● EXERCISE
Each entry that follows is to be retyped exactly. Pictures do not belong in the copy.
start EXCERPTED RECORDS
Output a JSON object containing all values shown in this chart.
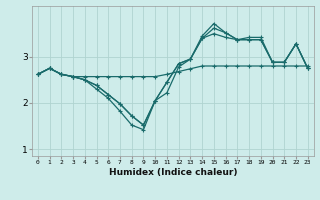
{
  "xlabel": "Humidex (Indice chaleur)",
  "background_color": "#ceecea",
  "line_color": "#1a6b6b",
  "grid_color": "#b0d4d0",
  "x": [
    0,
    1,
    2,
    3,
    4,
    5,
    6,
    7,
    8,
    9,
    10,
    11,
    12,
    13,
    14,
    15,
    16,
    17,
    18,
    19,
    20,
    21,
    22,
    23
  ],
  "line1": [
    2.62,
    2.75,
    2.62,
    2.57,
    2.57,
    2.57,
    2.57,
    2.57,
    2.57,
    2.57,
    2.57,
    2.62,
    2.68,
    2.74,
    2.8,
    2.8,
    2.8,
    2.8,
    2.8,
    2.8,
    2.8,
    2.8,
    2.8,
    2.8
  ],
  "line2": [
    2.62,
    2.75,
    2.62,
    2.57,
    2.5,
    2.38,
    2.18,
    1.98,
    1.72,
    1.52,
    2.05,
    2.45,
    2.85,
    2.95,
    3.4,
    3.5,
    3.42,
    3.37,
    3.42,
    3.42,
    2.88,
    2.88,
    3.28,
    2.75
  ],
  "line3": [
    2.62,
    2.75,
    2.62,
    2.57,
    2.5,
    2.38,
    2.18,
    1.98,
    1.72,
    1.52,
    2.05,
    2.45,
    2.85,
    2.95,
    3.4,
    3.62,
    3.52,
    3.37,
    3.37,
    3.37,
    2.88,
    2.88,
    3.28,
    2.75
  ],
  "line4": [
    2.62,
    2.75,
    2.62,
    2.57,
    2.5,
    2.3,
    2.1,
    1.82,
    1.52,
    1.42,
    2.05,
    2.22,
    2.78,
    2.95,
    3.45,
    3.72,
    3.52,
    3.37,
    3.37,
    3.37,
    2.88,
    2.88,
    3.28,
    2.75
  ],
  "ylim": [
    0.85,
    4.1
  ],
  "xlim": [
    -0.5,
    23.5
  ],
  "yticks": [
    1,
    2,
    3
  ],
  "xticks": [
    0,
    1,
    2,
    3,
    4,
    5,
    6,
    7,
    8,
    9,
    10,
    11,
    12,
    13,
    14,
    15,
    16,
    17,
    18,
    19,
    20,
    21,
    22,
    23
  ]
}
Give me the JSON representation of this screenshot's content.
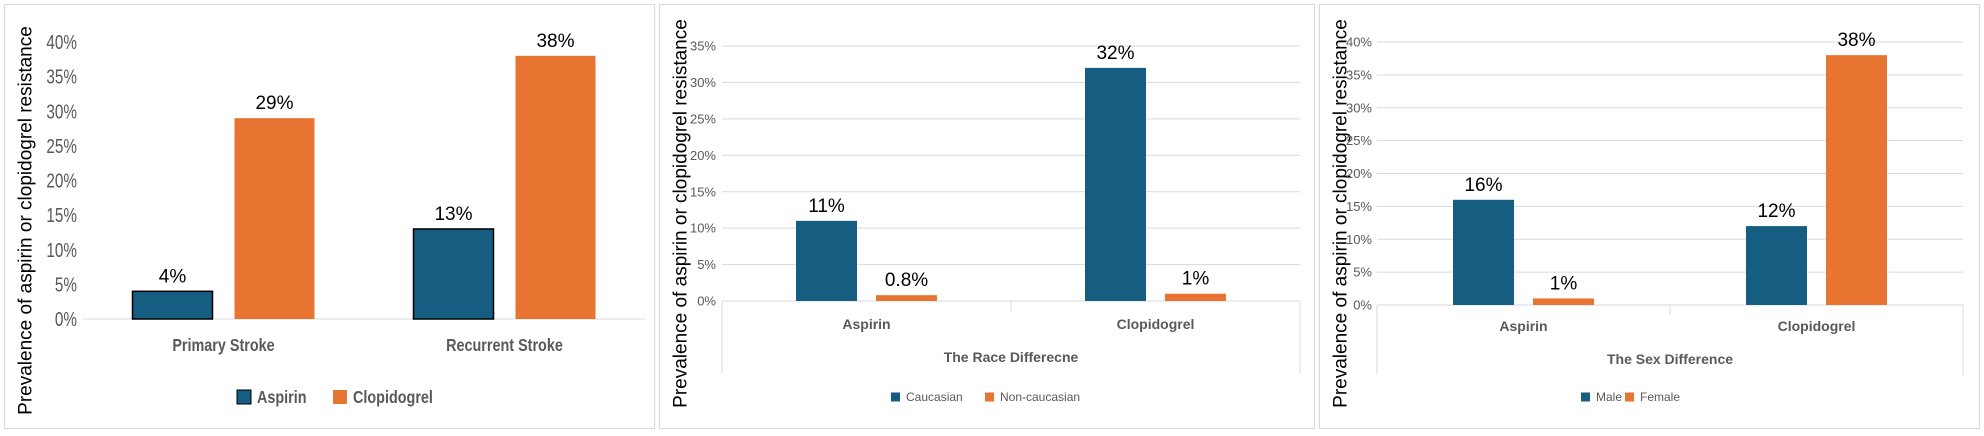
{
  "chart_data": [
    {
      "type": "bar",
      "ylabel": "Prevalence of aspirin or clopidogrel resistance",
      "xlabel": "",
      "categories": [
        "Primary Stroke",
        "Recurrent Stroke"
      ],
      "series": [
        {
          "name": "Aspirin",
          "values": [
            4,
            13
          ],
          "labels": [
            "4%",
            "13%"
          ],
          "color": "#155e82"
        },
        {
          "name": "Clopidogrel",
          "values": [
            29,
            38
          ],
          "labels": [
            "29%",
            "38%"
          ],
          "color": "#e87432"
        }
      ],
      "ylim": [
        0,
        40
      ],
      "yticks": [
        "0%",
        "5%",
        "10%",
        "15%",
        "20%",
        "25%",
        "30%",
        "35%",
        "40%"
      ],
      "legend": "bottom",
      "grid": false
    },
    {
      "type": "bar",
      "ylabel": "Prevalence of aspirin or clopidogrel resistance",
      "xlabel": "The Race Differecne",
      "categories": [
        "Aspirin",
        "Clopidogrel"
      ],
      "series": [
        {
          "name": "Caucasian",
          "values": [
            11,
            32
          ],
          "labels": [
            "11%",
            "32%"
          ],
          "color": "#155e82"
        },
        {
          "name": "Non-caucasian",
          "values": [
            0.8,
            1
          ],
          "labels": [
            "0.8%",
            "1%"
          ],
          "color": "#e87432"
        }
      ],
      "ylim": [
        0,
        35
      ],
      "yticks": [
        "0%",
        "5%",
        "10%",
        "15%",
        "20%",
        "25%",
        "30%",
        "35%"
      ],
      "legend": "bottom",
      "grid": true
    },
    {
      "type": "bar",
      "ylabel": "Prevalence of aspirin or clopidogrel resistance",
      "xlabel": "The Sex Difference",
      "categories": [
        "Aspirin",
        "Clopidogrel"
      ],
      "series": [
        {
          "name": "Male",
          "values": [
            16,
            12
          ],
          "labels": [
            "16%",
            "12%"
          ],
          "color": "#155e82"
        },
        {
          "name": "Female",
          "values": [
            1,
            38
          ],
          "labels": [
            "1%",
            "38%"
          ],
          "color": "#e87432"
        }
      ],
      "ylim": [
        0,
        40
      ],
      "yticks": [
        "0%",
        "5%",
        "10%",
        "15%",
        "20%",
        "25%",
        "30%",
        "35%",
        "40%"
      ],
      "legend": "bottom",
      "grid": true
    }
  ]
}
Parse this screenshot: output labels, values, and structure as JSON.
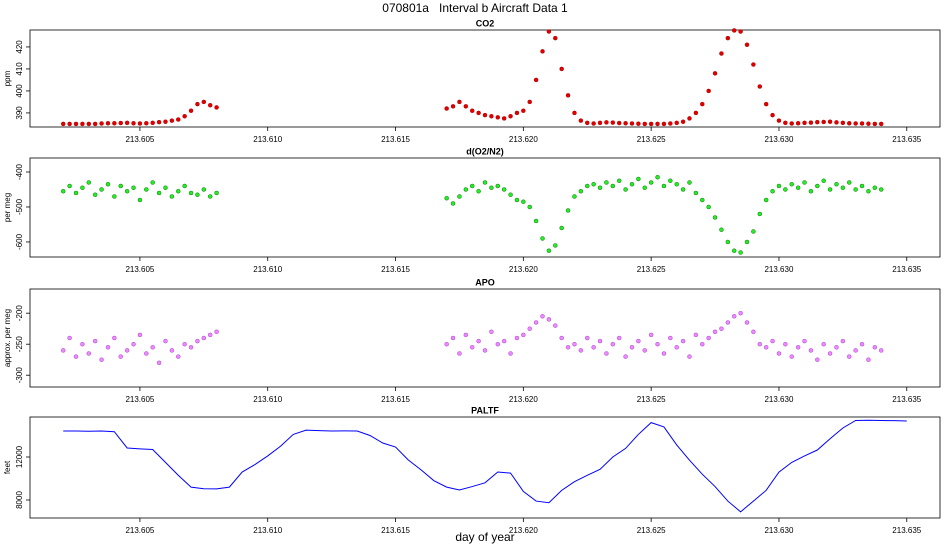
end EXCERPTED RECORDS
● EXPECTED OUTPUT
Output a JSON object containing all values shown in this chart.
{
  "xlabel": "Humidex (Indice chaleur)",
  "background_color": "#ceecea",
  "line_color": "#1a6b6b",
  "grid_color": "#b0d4d0",
  "x": [
    0,
    1,
    2,
    3,
    4,
    5,
    6,
    7,
    8,
    9,
    10,
    11,
    12,
    13,
    14,
    15,
    16,
    17,
    18,
    19,
    20,
    21,
    22,
    23
  ],
  "line1": [
    2.62,
    2.75,
    2.62,
    2.57,
    2.57,
    2.57,
    2.57,
    2.57,
    2.57,
    2.57,
    2.57,
    2.62,
    2.68,
    2.74,
    2.8,
    2.8,
    2.8,
    2.8,
    2.8,
    2.8,
    2.8,
    2.8,
    2.8,
    2.8
  ],
  "line2": [
    2.62,
    2.75,
    2.62,
    2.57,
    2.5,
    2.38,
    2.18,
    1.98,
    1.72,
    1.52,
    2.05,
    2.45,
    2.85,
    2.95,
    3.4,
    3.5,
    3.42,
    3.37,
    3.42,
    3.42,
    2.88,
    2.88,
    3.28,
    2.75
  ],
  "line3": [
    2.62,
    2.75,
    2.62,
    2.57,
    2.5,
    2.38,
    2.18,
    1.98,
    1.72,
    1.52,
    2.05,
    2.45,
    2.85,
    2.95,
    3.4,
    3.62,
    3.52,
    3.37,
    3.37,
    3.37,
    2.88,
    2.88,
    3.28,
    2.75
  ],
  "line4": [
    2.62,
    2.75,
    2.62,
    2.57,
    2.5,
    2.3,
    2.1,
    1.82,
    1.52,
    1.42,
    2.05,
    2.22,
    2.78,
    2.95,
    3.45,
    3.72,
    3.52,
    3.37,
    3.37,
    3.37,
    2.88,
    2.88,
    3.28,
    2.75
  ],
  "ylim": [
    0.85,
    4.1
  ],
  "xlim": [
    -0.5,
    23.5
  ],
  "yticks": [
    1,
    2,
    3
  ],
  "xticks": [
    0,
    1,
    2,
    3,
    4,
    5,
    6,
    7,
    8,
    9,
    10,
    11,
    12,
    13,
    14,
    15,
    16,
    17,
    18,
    19,
    20,
    21,
    22,
    23
  ]
}
Give me the JSON representation of this screenshot's content.
{
  "chart_data": [
    {
      "type": "bar",
      "ylabel": "Prevalence of aspirin or clopidogrel resistance",
      "xlabel": "",
      "categories": [
        "Primary Stroke",
        "Recurrent Stroke"
      ],
      "series": [
        {
          "name": "Aspirin",
          "values": [
            4,
            13
          ],
          "labels": [
            "4%",
            "13%"
          ],
          "color": "#155e82"
        },
        {
          "name": "Clopidogrel",
          "values": [
            29,
            38
          ],
          "labels": [
            "29%",
            "38%"
          ],
          "color": "#e87432"
        }
      ],
      "ylim": [
        0,
        40
      ],
      "yticks": [
        "0%",
        "5%",
        "10%",
        "15%",
        "20%",
        "25%",
        "30%",
        "35%",
        "40%"
      ],
      "legend": "bottom",
      "grid": false
    },
    {
      "type": "bar",
      "ylabel": "Prevalence of aspirin or clopidogrel resistance",
      "xlabel": "The Race Differecne",
      "categories": [
        "Aspirin",
        "Clopidogrel"
      ],
      "series": [
        {
          "name": "Caucasian",
          "values": [
            11,
            32
          ],
          "labels": [
            "11%",
            "32%"
          ],
          "color": "#155e82"
        },
        {
          "name": "Non-caucasian",
          "values": [
            0.8,
            1
          ],
          "labels": [
            "0.8%",
            "1%"
          ],
          "color": "#e87432"
        }
      ],
      "ylim": [
        0,
        35
      ],
      "yticks": [
        "0%",
        "5%",
        "10%",
        "15%",
        "20%",
        "25%",
        "30%",
        "35%"
      ],
      "legend": "bottom",
      "grid": true
    },
    {
      "type": "bar",
      "ylabel": "Prevalence of aspirin or clopidogrel resistance",
      "xlabel": "The Sex Difference",
      "categories": [
        "Aspirin",
        "Clopidogrel"
      ],
      "series": [
        {
          "name": "Male",
          "values": [
            16,
            12
          ],
          "labels": [
            "16%",
            "12%"
          ],
          "color": "#155e82"
        },
        {
          "name": "Female",
          "values": [
            1,
            38
          ],
          "labels": [
            "1%",
            "38%"
          ],
          "color": "#e87432"
        }
      ],
      "ylim": [
        0,
        40
      ],
      "yticks": [
        "0%",
        "5%",
        "10%",
        "15%",
        "20%",
        "25%",
        "30%",
        "35%",
        "40%"
      ],
      "legend": "bottom",
      "grid": true
    }
  ]
}
Parse this screenshot: output labels, values, and structure as JSON.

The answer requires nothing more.